▸ **WHAT TO PRODUCE**
Leave out the pictures, then reproduce the rest of the material exactly.

(Stored data)
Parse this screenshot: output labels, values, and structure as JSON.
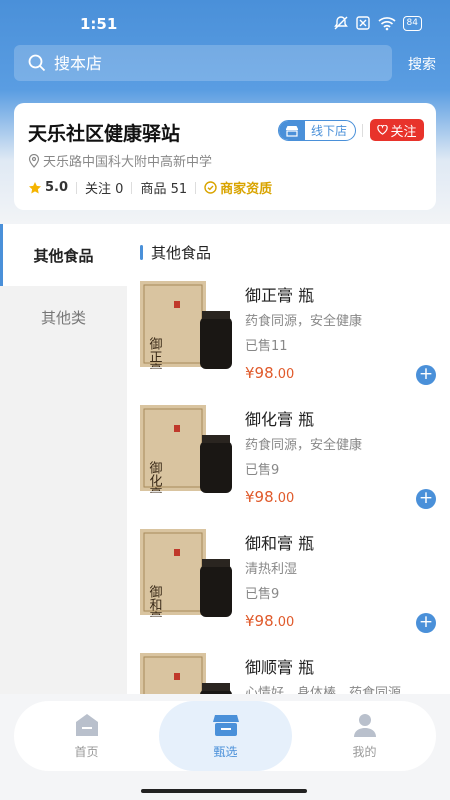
{
  "status": {
    "time": "1:51",
    "battery": "84"
  },
  "search": {
    "placeholder": "搜本店",
    "button": "搜索"
  },
  "store": {
    "name": "天乐社区健康驿站",
    "offline_badge": "线下店",
    "follow": "关注",
    "address": "天乐路中国科大附中高新中学",
    "rating": "5.0",
    "follow_count": "关注 0",
    "product_count": "商品 51",
    "qualification": "商家资质"
  },
  "sidebar": {
    "items": [
      {
        "label": "其他食品"
      },
      {
        "label": "其他类"
      }
    ]
  },
  "section_title": "其他食品",
  "products": [
    {
      "name": "御正膏 瓶",
      "desc": "药食同源，安全健康",
      "sold": "已售11",
      "price_int": "¥98",
      "price_dec": ".00",
      "label_char": "御正膏"
    },
    {
      "name": "御化膏 瓶",
      "desc": "药食同源，安全健康",
      "sold": "已售9",
      "price_int": "¥98",
      "price_dec": ".00",
      "label_char": "御化膏"
    },
    {
      "name": "御和膏 瓶",
      "desc": "清热利湿",
      "sold": "已售9",
      "price_int": "¥98",
      "price_dec": ".00",
      "label_char": "御和膏"
    },
    {
      "name": "御顺膏 瓶",
      "desc": "心情好，身体棒，药食同源，…",
      "sold": "",
      "price_int": "",
      "price_dec": "",
      "label_char": "御顺"
    }
  ],
  "tabs": [
    {
      "label": "首页"
    },
    {
      "label": "甄选"
    },
    {
      "label": "我的"
    }
  ],
  "colors": {
    "accent": "#4a90d9",
    "price": "#e05a2b",
    "follow": "#e8332b",
    "qualification": "#d9a400"
  }
}
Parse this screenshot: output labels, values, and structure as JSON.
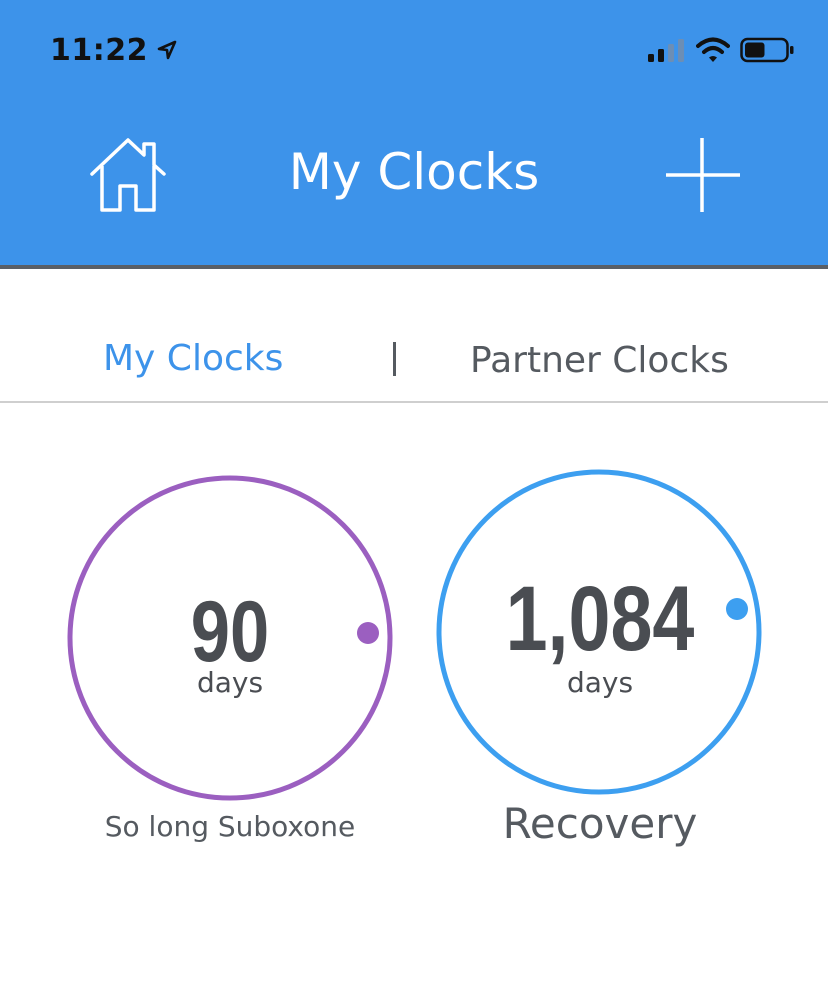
{
  "status_bar": {
    "time": "11:22",
    "location_icon": "location-arrow-icon",
    "signal_icon": "cellular-signal-icon",
    "wifi_icon": "wifi-icon",
    "battery_icon": "battery-icon",
    "battery_level": 0.5
  },
  "header": {
    "title": "My Clocks",
    "home_icon": "home-icon",
    "add_icon": "plus-icon",
    "background_color": "#3d93ea"
  },
  "tabs": {
    "active": "My Clocks",
    "items": [
      {
        "label": "My Clocks",
        "active": true
      },
      {
        "label": "Partner Clocks",
        "active": false
      }
    ],
    "separator": "|"
  },
  "clocks": [
    {
      "value": "90",
      "unit": "days",
      "label": "So long Suboxone",
      "color": "#9b5fc0"
    },
    {
      "value": "1,084",
      "unit": "days",
      "label": "Recovery",
      "color": "#3d9ff0"
    }
  ],
  "colors": {
    "accent": "#3d93ea",
    "text_dark": "#4a4d52",
    "text_muted": "#555a60"
  }
}
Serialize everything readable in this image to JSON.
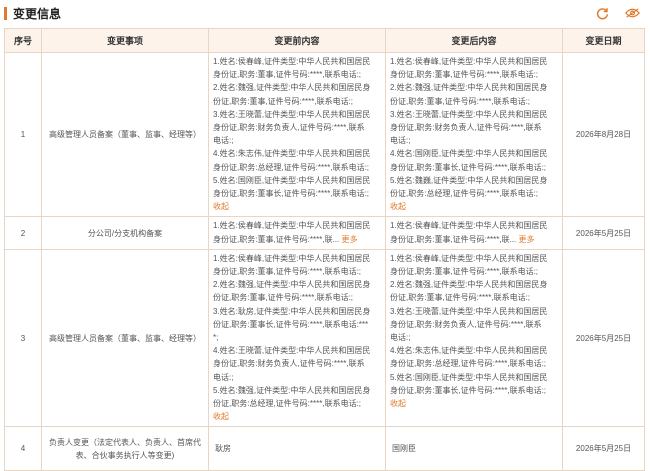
{
  "section": {
    "title": "变更信息"
  },
  "headers": [
    "序号",
    "变更事项",
    "变更前内容",
    "变更后内容",
    "变更日期"
  ],
  "rows": [
    {
      "index": "1",
      "type": "高级管理人员备案（董事、监事、经理等）",
      "before": [
        "1.姓名:侯春峰,证件类型:中华人民共和国居民",
        "身份证,职务:董事,证件号码:****,联系电话:;",
        "2.姓名:魏强,证件类型:中华人民共和国居民身",
        "份证,职务:董事,证件号码:****,联系电话:;",
        "3.姓名:王晓蕾,证件类型:中华人民共和国居民",
        "身份证,职务:财务负责人,证件号码:****,联系",
        "电话:;",
        "4.姓名:朱志伟,证件类型:中华人民共和国居民",
        "身份证,职务:总经理,证件号码:****,联系电话:;",
        "5.姓名:国刚臣,证件类型:中华人民共和国居民",
        "身份证,职务:董事长,证件号码:****,联系电话:;"
      ],
      "before_toggle": "收起",
      "after": [
        "1.姓名:侯春峰,证件类型:中华人民共和国居民",
        "身份证,职务:董事,证件号码:****,联系电话:;",
        "2.姓名:魏强,证件类型:中华人民共和国居民身",
        "份证,职务:董事,证件号码:****,联系电话:;",
        "3.姓名:王晓蕾,证件类型:中华人民共和国居民",
        "身份证,职务:财务负责人,证件号码:****,联系",
        "电话:;",
        "4.姓名:国刚臣,证件类型:中华人民共和国居民",
        "身份证,职务:董事长,证件号码:****,联系电话:;",
        "5.姓名:魏巍,证件类型:中华人民共和国居民身",
        "份证,职务:总经理,证件号码:****,联系电话:;"
      ],
      "after_toggle": "收起",
      "date": "2026年8月28日"
    },
    {
      "index": "2",
      "type": "分公司/分支机构备案",
      "before": [
        "1.姓名:侯春峰,证件类型:中华人民共和国居民",
        "身份证,职务:董事,证件号码:****,联..."
      ],
      "before_toggle": "更多",
      "after": [
        "1.姓名:侯春峰,证件类型:中华人民共和国居民",
        "身份证,职务:董事,证件号码:****,联..."
      ],
      "after_toggle": "更多",
      "date": "2026年5月25日"
    },
    {
      "index": "3",
      "type": "高级管理人员备案（董事、监事、经理等）",
      "before": [
        "1.姓名:侯春峰,证件类型:中华人民共和国居民",
        "身份证,职务:董事,证件号码:****,联系电话:;",
        "2.姓名:魏强,证件类型:中华人民共和国居民身",
        "份证,职务:董事,证件号码:****,联系电话:;",
        "3.姓名:耿房,证件类型:中华人民共和国居民身",
        "份证,职务:董事长,证件号码:****,联系电话:***",
        "*;",
        "4.姓名:王晓蕾,证件类型:中华人民共和国居民",
        "身份证,职务:财务负责人,证件号码:****,联系",
        "电话:;",
        "5.姓名:魏强,证件类型:中华人民共和国居民身",
        "份证,职务:总经理,证件号码:****,联系电话:;"
      ],
      "before_toggle": "收起",
      "after": [
        "1.姓名:侯春峰,证件类型:中华人民共和国居民",
        "身份证,职务:董事,证件号码:****,联系电话:;",
        "2.姓名:魏强,证件类型:中华人民共和国居民身",
        "份证,职务:董事,证件号码:****,联系电话:;",
        "3.姓名:王晓蕾,证件类型:中华人民共和国居民",
        "身份证,职务:财务负责人,证件号码:****,联系",
        "电话:;",
        "4.姓名:朱志伟,证件类型:中华人民共和国居民",
        "身份证,职务:总经理,证件号码:****,联系电话:;",
        "5.姓名:国刚臣,证件类型:中华人民共和国居民",
        "身份证,职务:董事长,证件号码:****,联系电话:;"
      ],
      "after_toggle": "收起",
      "date": "2026年5月25日"
    },
    {
      "index": "4",
      "type_lines": [
        "负责人变更（法定代表人、负责人、首席代",
        "表、合伙事务执行人等变更)"
      ],
      "before_plain": "耿房",
      "after_plain": "国刚臣",
      "date": "2026年5月25日"
    }
  ],
  "icons": {
    "refresh": "refresh-icon",
    "visibility": "eye-icon"
  },
  "colors": {
    "accent": "#e07a2a",
    "header_bg": "#fdf3ea",
    "border": "#e8d6c4"
  }
}
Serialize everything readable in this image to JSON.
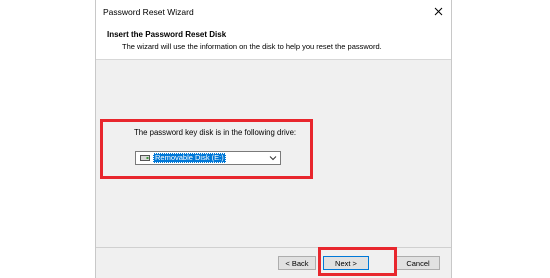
{
  "window": {
    "title": "Password Reset Wizard",
    "close_label": "×"
  },
  "header": {
    "title": "Insert the Password Reset Disk",
    "description": "The wizard will use the information on the disk to help you reset the password."
  },
  "drive": {
    "label": "The password key disk is in the following drive:",
    "selected": "Removable Disk (E:)"
  },
  "buttons": {
    "back": "< Back",
    "next": "Next >",
    "cancel": "Cancel"
  },
  "colors": {
    "highlight": "#e8262d",
    "selection": "#0078d7"
  }
}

▸ **THE RESPONSE**
Parse this screenshot: output labels, values, and structure as JSON.
{
  "status": {
    "time": "1:51",
    "battery": "84"
  },
  "search": {
    "placeholder": "搜本店",
    "button": "搜索"
  },
  "store": {
    "name": "天乐社区健康驿站",
    "offline_badge": "线下店",
    "follow": "关注",
    "address": "天乐路中国科大附中高新中学",
    "rating": "5.0",
    "follow_count": "关注 0",
    "product_count": "商品 51",
    "qualification": "商家资质"
  },
  "sidebar": {
    "items": [
      {
        "label": "其他食品"
      },
      {
        "label": "其他类"
      }
    ]
  },
  "section_title": "其他食品",
  "products": [
    {
      "name": "御正膏 瓶",
      "desc": "药食同源，安全健康",
      "sold": "已售11",
      "price_int": "¥98",
      "price_dec": ".00",
      "label_char": "御正膏"
    },
    {
      "name": "御化膏 瓶",
      "desc": "药食同源，安全健康",
      "sold": "已售9",
      "price_int": "¥98",
      "price_dec": ".00",
      "label_char": "御化膏"
    },
    {
      "name": "御和膏 瓶",
      "desc": "清热利湿",
      "sold": "已售9",
      "price_int": "¥98",
      "price_dec": ".00",
      "label_char": "御和膏"
    },
    {
      "name": "御顺膏 瓶",
      "desc": "心情好，身体棒，药食同源，…",
      "sold": "",
      "price_int": "",
      "price_dec": "",
      "label_char": "御顺"
    }
  ],
  "tabs": [
    {
      "label": "首页"
    },
    {
      "label": "甄选"
    },
    {
      "label": "我的"
    }
  ],
  "colors": {
    "accent": "#4a90d9",
    "price": "#e05a2b",
    "follow": "#e8332b",
    "qualification": "#d9a400"
  }
}
Parse this screenshot: output labels, values, and structure as JSON.
{
  "status_bar": {
    "time": "11:22",
    "location_icon": "location-arrow-icon",
    "signal_icon": "cellular-signal-icon",
    "wifi_icon": "wifi-icon",
    "battery_icon": "battery-icon",
    "battery_level": 0.5
  },
  "header": {
    "title": "My Clocks",
    "home_icon": "home-icon",
    "add_icon": "plus-icon",
    "background_color": "#3d93ea"
  },
  "tabs": {
    "active": "My Clocks",
    "items": [
      {
        "label": "My Clocks",
        "active": true
      },
      {
        "label": "Partner Clocks",
        "active": false
      }
    ],
    "separator": "|"
  },
  "clocks": [
    {
      "value": "90",
      "unit": "days",
      "label": "So long Suboxone",
      "color": "#9b5fc0"
    },
    {
      "value": "1,084",
      "unit": "days",
      "label": "Recovery",
      "color": "#3d9ff0"
    }
  ],
  "colors": {
    "accent": "#3d93ea",
    "text_dark": "#4a4d52",
    "text_muted": "#555a60"
  }
}
Serialize everything readable in this image to JSON.
{
  "section": {
    "title": "变更信息"
  },
  "headers": [
    "序号",
    "变更事项",
    "变更前内容",
    "变更后内容",
    "变更日期"
  ],
  "rows": [
    {
      "index": "1",
      "type": "高级管理人员备案（董事、监事、经理等）",
      "before": [
        "1.姓名:侯春峰,证件类型:中华人民共和国居民",
        "身份证,职务:董事,证件号码:****,联系电话:;",
        "2.姓名:魏强,证件类型:中华人民共和国居民身",
        "份证,职务:董事,证件号码:****,联系电话:;",
        "3.姓名:王晓蕾,证件类型:中华人民共和国居民",
        "身份证,职务:财务负责人,证件号码:****,联系",
        "电话:;",
        "4.姓名:朱志伟,证件类型:中华人民共和国居民",
        "身份证,职务:总经理,证件号码:****,联系电话:;",
        "5.姓名:国刚臣,证件类型:中华人民共和国居民",
        "身份证,职务:董事长,证件号码:****,联系电话:;"
      ],
      "before_toggle": "收起",
      "after": [
        "1.姓名:侯春峰,证件类型:中华人民共和国居民",
        "身份证,职务:董事,证件号码:****,联系电话:;",
        "2.姓名:魏强,证件类型:中华人民共和国居民身",
        "份证,职务:董事,证件号码:****,联系电话:;",
        "3.姓名:王晓蕾,证件类型:中华人民共和国居民",
        "身份证,职务:财务负责人,证件号码:****,联系",
        "电话:;",
        "4.姓名:国刚臣,证件类型:中华人民共和国居民",
        "身份证,职务:董事长,证件号码:****,联系电话:;",
        "5.姓名:魏巍,证件类型:中华人民共和国居民身",
        "份证,职务:总经理,证件号码:****,联系电话:;"
      ],
      "after_toggle": "收起",
      "date": "2026年8月28日"
    },
    {
      "index": "2",
      "type": "分公司/分支机构备案",
      "before": [
        "1.姓名:侯春峰,证件类型:中华人民共和国居民",
        "身份证,职务:董事,证件号码:****,联..."
      ],
      "before_toggle": "更多",
      "after": [
        "1.姓名:侯春峰,证件类型:中华人民共和国居民",
        "身份证,职务:董事,证件号码:****,联..."
      ],
      "after_toggle": "更多",
      "date": "2026年5月25日"
    },
    {
      "index": "3",
      "type": "高级管理人员备案（董事、监事、经理等）",
      "before": [
        "1.姓名:侯春峰,证件类型:中华人民共和国居民",
        "身份证,职务:董事,证件号码:****,联系电话:;",
        "2.姓名:魏强,证件类型:中华人民共和国居民身",
        "份证,职务:董事,证件号码:****,联系电话:;",
        "3.姓名:耿房,证件类型:中华人民共和国居民身",
        "份证,职务:董事长,证件号码:****,联系电话:***",
        "*;",
        "4.姓名:王晓蕾,证件类型:中华人民共和国居民",
        "身份证,职务:财务负责人,证件号码:****,联系",
        "电话:;",
        "5.姓名:魏强,证件类型:中华人民共和国居民身",
        "份证,职务:总经理,证件号码:****,联系电话:;"
      ],
      "before_toggle": "收起",
      "after": [
        "1.姓名:侯春峰,证件类型:中华人民共和国居民",
        "身份证,职务:董事,证件号码:****,联系电话:;",
        "2.姓名:魏强,证件类型:中华人民共和国居民身",
        "份证,职务:董事,证件号码:****,联系电话:;",
        "3.姓名:王晓蕾,证件类型:中华人民共和国居民",
        "身份证,职务:财务负责人,证件号码:****,联系",
        "电话:;",
        "4.姓名:朱志伟,证件类型:中华人民共和国居民",
        "身份证,职务:总经理,证件号码:****,联系电话:;",
        "5.姓名:国刚臣,证件类型:中华人民共和国居民",
        "身份证,职务:董事长,证件号码:****,联系电话:;"
      ],
      "after_toggle": "收起",
      "date": "2026年5月25日"
    },
    {
      "index": "4",
      "type_lines": [
        "负责人变更（法定代表人、负责人、首席代",
        "表、合伙事务执行人等变更)"
      ],
      "before_plain": "耿房",
      "after_plain": "国刚臣",
      "date": "2026年5月25日"
    }
  ],
  "icons": {
    "refresh": "refresh-icon",
    "visibility": "eye-icon"
  },
  "colors": {
    "accent": "#e07a2a",
    "header_bg": "#fdf3ea",
    "border": "#e8d6c4"
  }
}
Serialize everything readable in this image to JSON.
{
  "window": {
    "title": "Password Reset Wizard",
    "close_label": "×"
  },
  "header": {
    "title": "Insert the Password Reset Disk",
    "description": "The wizard will use the information on the disk to help you reset the password."
  },
  "drive": {
    "label": "The password key disk is in the following drive:",
    "selected": "Removable Disk (E:)"
  },
  "buttons": {
    "back": "< Back",
    "next": "Next >",
    "cancel": "Cancel"
  },
  "colors": {
    "highlight": "#e8262d",
    "selection": "#0078d7"
  }
}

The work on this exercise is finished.